## What is required
Select, from the material below, each line with "color" in it.
===== The data
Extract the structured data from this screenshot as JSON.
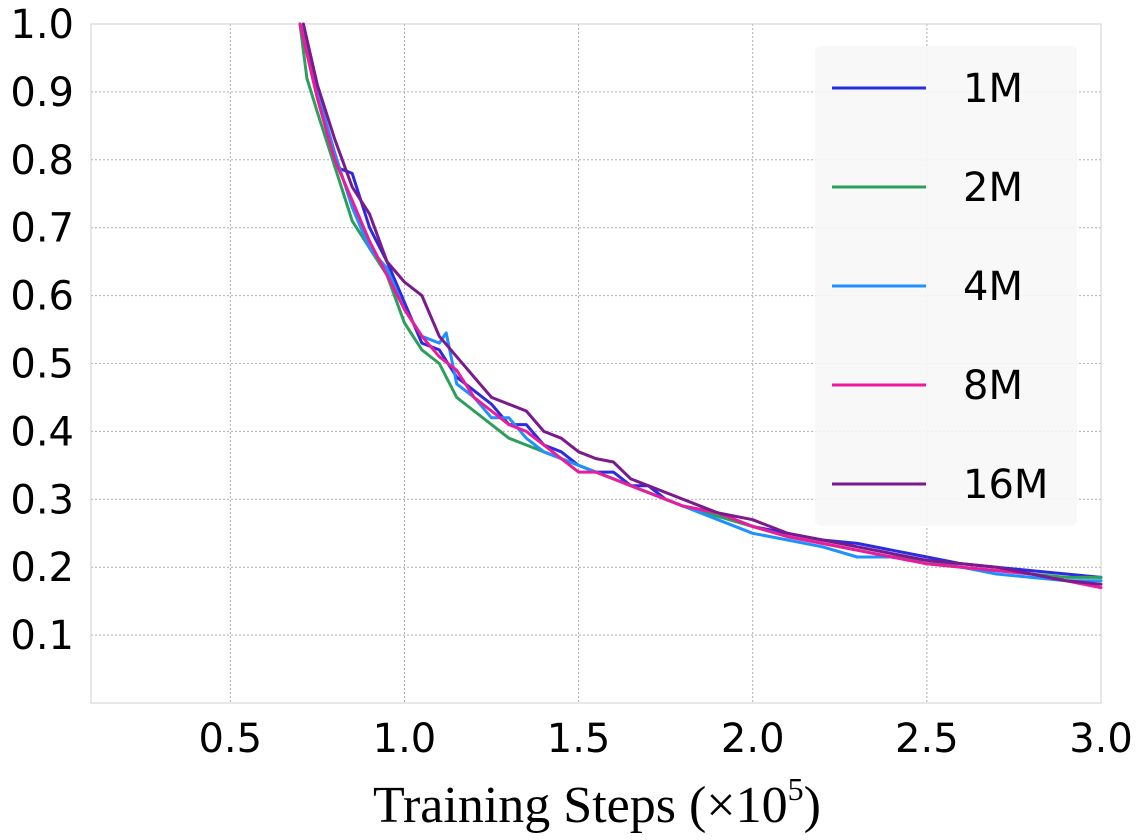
{
  "chart_data": {
    "type": "line",
    "title": "",
    "xlabel": "Training Steps (×10",
    "xlabel_exponent": "5",
    "xlabel_close": ")",
    "ylabel": "",
    "xlim": [
      0.1,
      3.0
    ],
    "ylim": [
      0.0,
      1.0
    ],
    "grid": true,
    "legend_position": "top-right",
    "x_ticks": [
      {
        "value": 0.5,
        "label": "0.5"
      },
      {
        "value": 1.0,
        "label": "1.0"
      },
      {
        "value": 1.5,
        "label": "1.5"
      },
      {
        "value": 2.0,
        "label": "2.0"
      },
      {
        "value": 2.5,
        "label": "2.5"
      },
      {
        "value": 3.0,
        "label": "3.0"
      }
    ],
    "y_ticks": [
      {
        "value": 0.1,
        "label": "0.1"
      },
      {
        "value": 0.2,
        "label": "0.2"
      },
      {
        "value": 0.3,
        "label": "0.3"
      },
      {
        "value": 0.4,
        "label": "0.4"
      },
      {
        "value": 0.5,
        "label": "0.5"
      },
      {
        "value": 0.6,
        "label": "0.6"
      },
      {
        "value": 0.7,
        "label": "0.7"
      },
      {
        "value": 0.8,
        "label": "0.8"
      },
      {
        "value": 0.9,
        "label": "0.9"
      },
      {
        "value": 1.0,
        "label": "1.0"
      }
    ],
    "series": [
      {
        "name": "1M",
        "color": "#2b2be0",
        "x": [
          0.7,
          0.75,
          0.8,
          0.85,
          0.9,
          0.95,
          1.0,
          1.05,
          1.1,
          1.15,
          1.2,
          1.25,
          1.3,
          1.35,
          1.4,
          1.45,
          1.5,
          1.55,
          1.6,
          1.65,
          1.7,
          1.75,
          1.8,
          1.9,
          2.0,
          2.1,
          2.2,
          2.3,
          2.4,
          2.5,
          2.6,
          2.7,
          2.8,
          2.9,
          3.0
        ],
        "y": [
          1.0,
          0.9,
          0.79,
          0.78,
          0.7,
          0.65,
          0.59,
          0.53,
          0.52,
          0.48,
          0.46,
          0.44,
          0.41,
          0.41,
          0.38,
          0.37,
          0.35,
          0.34,
          0.34,
          0.32,
          0.32,
          0.3,
          0.29,
          0.28,
          0.26,
          0.25,
          0.24,
          0.235,
          0.225,
          0.215,
          0.205,
          0.2,
          0.195,
          0.19,
          0.185
        ]
      },
      {
        "name": "2M",
        "color": "#2ca05a",
        "x": [
          0.7,
          0.72,
          0.75,
          0.8,
          0.85,
          0.9,
          0.95,
          1.0,
          1.05,
          1.1,
          1.15,
          1.2,
          1.25,
          1.3,
          1.35,
          1.4,
          1.45,
          1.5,
          1.55,
          1.6,
          1.65,
          1.7,
          1.8,
          1.9,
          2.0,
          2.1,
          2.2,
          2.3,
          2.4,
          2.5,
          2.6,
          2.7,
          2.8,
          2.9,
          3.0
        ],
        "y": [
          1.0,
          0.92,
          0.87,
          0.79,
          0.71,
          0.67,
          0.63,
          0.56,
          0.52,
          0.5,
          0.45,
          0.43,
          0.41,
          0.39,
          0.38,
          0.37,
          0.36,
          0.35,
          0.34,
          0.33,
          0.32,
          0.31,
          0.29,
          0.275,
          0.26,
          0.245,
          0.235,
          0.225,
          0.215,
          0.21,
          0.2,
          0.195,
          0.19,
          0.185,
          0.185
        ]
      },
      {
        "name": "4M",
        "color": "#1e90ff",
        "x": [
          0.7,
          0.75,
          0.8,
          0.85,
          0.9,
          0.95,
          1.0,
          1.05,
          1.1,
          1.12,
          1.15,
          1.2,
          1.25,
          1.3,
          1.35,
          1.4,
          1.45,
          1.5,
          1.55,
          1.6,
          1.65,
          1.7,
          1.8,
          1.9,
          2.0,
          2.1,
          2.2,
          2.3,
          2.4,
          2.5,
          2.6,
          2.7,
          2.8,
          2.9,
          3.0
        ],
        "y": [
          1.0,
          0.9,
          0.81,
          0.73,
          0.67,
          0.64,
          0.58,
          0.54,
          0.53,
          0.545,
          0.47,
          0.45,
          0.42,
          0.42,
          0.39,
          0.37,
          0.36,
          0.35,
          0.34,
          0.33,
          0.32,
          0.31,
          0.29,
          0.27,
          0.25,
          0.24,
          0.23,
          0.215,
          0.215,
          0.205,
          0.2,
          0.19,
          0.185,
          0.18,
          0.18
        ]
      },
      {
        "name": "8M",
        "color": "#ee1a9c",
        "x": [
          0.7,
          0.75,
          0.8,
          0.85,
          0.9,
          0.95,
          1.0,
          1.05,
          1.1,
          1.15,
          1.2,
          1.25,
          1.3,
          1.35,
          1.4,
          1.45,
          1.5,
          1.55,
          1.6,
          1.65,
          1.7,
          1.8,
          1.9,
          2.0,
          2.1,
          2.2,
          2.3,
          2.4,
          2.5,
          2.6,
          2.7,
          2.8,
          2.9,
          3.0
        ],
        "y": [
          1.0,
          0.89,
          0.8,
          0.74,
          0.68,
          0.63,
          0.58,
          0.54,
          0.51,
          0.49,
          0.45,
          0.43,
          0.41,
          0.4,
          0.38,
          0.36,
          0.34,
          0.34,
          0.33,
          0.32,
          0.31,
          0.29,
          0.28,
          0.26,
          0.245,
          0.235,
          0.225,
          0.215,
          0.205,
          0.2,
          0.195,
          0.19,
          0.18,
          0.17
        ]
      },
      {
        "name": "16M",
        "color": "#7a1a8c",
        "x": [
          0.71,
          0.75,
          0.8,
          0.85,
          0.9,
          0.95,
          1.0,
          1.05,
          1.1,
          1.15,
          1.2,
          1.25,
          1.3,
          1.35,
          1.4,
          1.45,
          1.5,
          1.55,
          1.6,
          1.65,
          1.7,
          1.75,
          1.8,
          1.9,
          2.0,
          2.1,
          2.2,
          2.3,
          2.4,
          2.5,
          2.6,
          2.7,
          2.8,
          2.9,
          3.0
        ],
        "y": [
          1.0,
          0.91,
          0.83,
          0.76,
          0.72,
          0.65,
          0.62,
          0.6,
          0.54,
          0.51,
          0.48,
          0.45,
          0.44,
          0.43,
          0.4,
          0.39,
          0.37,
          0.36,
          0.355,
          0.33,
          0.32,
          0.31,
          0.3,
          0.28,
          0.27,
          0.25,
          0.24,
          0.23,
          0.22,
          0.21,
          0.205,
          0.2,
          0.19,
          0.18,
          0.175
        ]
      }
    ]
  }
}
==========
## Completed task
        "color": "#2b2be0",
        "color": "#2ca05a",
        "color": "#1e90ff",
        "color": "#ee1a9c",
        "color": "#7a1a8c",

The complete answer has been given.